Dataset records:
== == ==

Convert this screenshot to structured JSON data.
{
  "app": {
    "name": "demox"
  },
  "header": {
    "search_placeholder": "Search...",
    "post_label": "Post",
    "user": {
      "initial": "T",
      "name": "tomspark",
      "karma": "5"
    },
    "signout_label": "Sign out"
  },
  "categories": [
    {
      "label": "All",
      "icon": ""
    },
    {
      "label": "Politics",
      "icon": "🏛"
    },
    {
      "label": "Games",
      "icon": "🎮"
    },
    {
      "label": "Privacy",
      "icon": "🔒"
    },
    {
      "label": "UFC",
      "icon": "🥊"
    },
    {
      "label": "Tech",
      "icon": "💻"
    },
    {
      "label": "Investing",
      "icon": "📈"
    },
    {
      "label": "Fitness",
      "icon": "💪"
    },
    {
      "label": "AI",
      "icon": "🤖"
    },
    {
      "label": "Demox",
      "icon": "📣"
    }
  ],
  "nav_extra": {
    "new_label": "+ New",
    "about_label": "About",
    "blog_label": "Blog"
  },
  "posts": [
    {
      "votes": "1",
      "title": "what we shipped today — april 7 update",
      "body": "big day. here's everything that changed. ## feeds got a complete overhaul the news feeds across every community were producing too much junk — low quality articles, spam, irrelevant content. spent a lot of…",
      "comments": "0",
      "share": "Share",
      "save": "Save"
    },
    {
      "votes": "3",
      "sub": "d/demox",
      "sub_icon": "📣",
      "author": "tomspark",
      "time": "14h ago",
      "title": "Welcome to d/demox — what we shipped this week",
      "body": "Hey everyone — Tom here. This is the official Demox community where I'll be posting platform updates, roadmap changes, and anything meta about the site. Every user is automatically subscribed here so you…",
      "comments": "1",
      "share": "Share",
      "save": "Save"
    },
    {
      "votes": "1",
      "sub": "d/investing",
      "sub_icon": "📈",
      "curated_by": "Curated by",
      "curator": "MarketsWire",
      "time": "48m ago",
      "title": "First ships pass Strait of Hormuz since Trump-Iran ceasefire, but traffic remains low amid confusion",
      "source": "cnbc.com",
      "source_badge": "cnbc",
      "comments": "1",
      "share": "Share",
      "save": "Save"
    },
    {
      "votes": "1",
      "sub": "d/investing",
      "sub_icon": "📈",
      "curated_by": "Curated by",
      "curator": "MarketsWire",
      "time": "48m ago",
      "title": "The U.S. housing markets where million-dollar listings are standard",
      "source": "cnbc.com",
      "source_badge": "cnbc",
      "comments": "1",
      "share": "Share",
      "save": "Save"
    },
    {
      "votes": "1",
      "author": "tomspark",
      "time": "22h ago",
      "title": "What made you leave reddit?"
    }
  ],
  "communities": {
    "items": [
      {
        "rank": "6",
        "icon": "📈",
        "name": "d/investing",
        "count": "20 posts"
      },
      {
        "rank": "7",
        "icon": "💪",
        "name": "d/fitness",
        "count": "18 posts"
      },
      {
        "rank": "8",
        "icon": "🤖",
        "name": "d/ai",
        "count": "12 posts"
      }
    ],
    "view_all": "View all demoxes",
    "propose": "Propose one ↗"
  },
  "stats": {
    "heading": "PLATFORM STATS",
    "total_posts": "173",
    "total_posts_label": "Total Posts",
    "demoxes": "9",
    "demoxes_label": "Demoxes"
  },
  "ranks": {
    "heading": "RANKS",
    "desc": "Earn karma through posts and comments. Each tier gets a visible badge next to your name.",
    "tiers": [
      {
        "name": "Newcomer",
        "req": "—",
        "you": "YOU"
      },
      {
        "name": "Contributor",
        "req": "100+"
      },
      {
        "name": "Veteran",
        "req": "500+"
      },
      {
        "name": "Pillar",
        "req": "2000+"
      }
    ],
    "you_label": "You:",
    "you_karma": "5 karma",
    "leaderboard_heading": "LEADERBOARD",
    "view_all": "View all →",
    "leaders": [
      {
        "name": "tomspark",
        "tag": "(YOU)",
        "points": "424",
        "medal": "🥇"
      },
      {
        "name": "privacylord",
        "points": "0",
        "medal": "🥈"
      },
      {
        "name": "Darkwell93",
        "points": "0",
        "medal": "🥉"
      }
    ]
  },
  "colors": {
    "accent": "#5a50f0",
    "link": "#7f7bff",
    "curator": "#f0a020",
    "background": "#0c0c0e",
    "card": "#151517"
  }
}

== == ==

Would you write down every record again, exactly?

Convert this screenshot to structured JSON data.
{
  "app": {
    "name": "demox"
  },
  "header": {
    "search_placeholder": "Search...",
    "post_label": "Post",
    "user": {
      "initial": "T",
      "name": "tomspark",
      "karma": "5"
    },
    "signout_label": "Sign out"
  },
  "categories": [
    {
      "label": "All",
      "icon": ""
    },
    {
      "label": "Politics",
      "icon": "🏛"
    },
    {
      "label": "Games",
      "icon": "🎮"
    },
    {
      "label": "Privacy",
      "icon": "🔒"
    },
    {
      "label": "UFC",
      "icon": "🥊"
    },
    {
      "label": "Tech",
      "icon": "💻"
    },
    {
      "label": "Investing",
      "icon": "📈"
    },
    {
      "label": "Fitness",
      "icon": "💪"
    },
    {
      "label": "AI",
      "icon": "🤖"
    },
    {
      "label": "Demox",
      "icon": "📣"
    }
  ],
  "nav_extra": {
    "new_label": "+ New",
    "about_label": "About",
    "blog_label": "Blog"
  },
  "posts": [
    {
      "votes": "1",
      "title": "what we shipped today — april 7 update",
      "body": "big day. here's everything that changed. ## feeds got a complete overhaul the news feeds across every community were producing too much junk — low quality articles, spam, irrelevant content. spent a lot of…",
      "comments": "0",
      "share": "Share",
      "save": "Save"
    },
    {
      "votes": "3",
      "sub": "d/demox",
      "sub_icon": "📣",
      "author": "tomspark",
      "time": "14h ago",
      "title": "Welcome to d/demox — what we shipped this week",
      "body": "Hey everyone — Tom here. This is the official Demox community where I'll be posting platform updates, roadmap changes, and anything meta about the site. Every user is automatically subscribed here so you…",
      "comments": "1",
      "share": "Share",
      "save": "Save"
    },
    {
      "votes": "1",
      "sub": "d/investing",
      "sub_icon": "📈",
      "curated_by": "Curated by",
      "curator": "MarketsWire",
      "time": "48m ago",
      "title": "First ships pass Strait of Hormuz since Trump-Iran ceasefire, but traffic remains low amid confusion",
      "source": "cnbc.com",
      "source_badge": "cnbc",
      "comments": "1",
      "share": "Share",
      "save": "Save"
    },
    {
      "votes": "1",
      "sub": "d/investing",
      "sub_icon": "📈",
      "curated_by": "Curated by",
      "curator": "MarketsWire",
      "time": "48m ago",
      "title": "The U.S. housing markets where million-dollar listings are standard",
      "source": "cnbc.com",
      "source_badge": "cnbc",
      "comments": "1",
      "share": "Share",
      "save": "Save"
    },
    {
      "votes": "1",
      "author": "tomspark",
      "time": "22h ago",
      "title": "What made you leave reddit?"
    }
  ],
  "communities": {
    "items": [
      {
        "rank": "6",
        "icon": "📈",
        "name": "d/investing",
        "count": "20 posts"
      },
      {
        "rank": "7",
        "icon": "💪",
        "name": "d/fitness",
        "count": "18 posts"
      },
      {
        "rank": "8",
        "icon": "🤖",
        "name": "d/ai",
        "count": "12 posts"
      }
    ],
    "view_all": "View all demoxes",
    "propose": "Propose one ↗"
  },
  "stats": {
    "heading": "PLATFORM STATS",
    "total_posts": "173",
    "total_posts_label": "Total Posts",
    "demoxes": "9",
    "demoxes_label": "Demoxes"
  },
  "ranks": {
    "heading": "RANKS",
    "desc": "Earn karma through posts and comments. Each tier gets a visible badge next to your name.",
    "tiers": [
      {
        "name": "Newcomer",
        "req": "—",
        "you": "YOU"
      },
      {
        "name": "Contributor",
        "req": "100+"
      },
      {
        "name": "Veteran",
        "req": "500+"
      },
      {
        "name": "Pillar",
        "req": "2000+"
      }
    ],
    "you_label": "You:",
    "you_karma": "5 karma",
    "leaderboard_heading": "LEADERBOARD",
    "view_all": "View all →",
    "leaders": [
      {
        "name": "tomspark",
        "tag": "(YOU)",
        "points": "424",
        "medal": "🥇"
      },
      {
        "name": "privacylord",
        "points": "0",
        "medal": "🥈"
      },
      {
        "name": "Darkwell93",
        "points": "0",
        "medal": "🥉"
      }
    ]
  },
  "colors": {
    "accent": "#5a50f0",
    "link": "#7f7bff",
    "curator": "#f0a020",
    "background": "#0c0c0e",
    "card": "#151517"
  }
}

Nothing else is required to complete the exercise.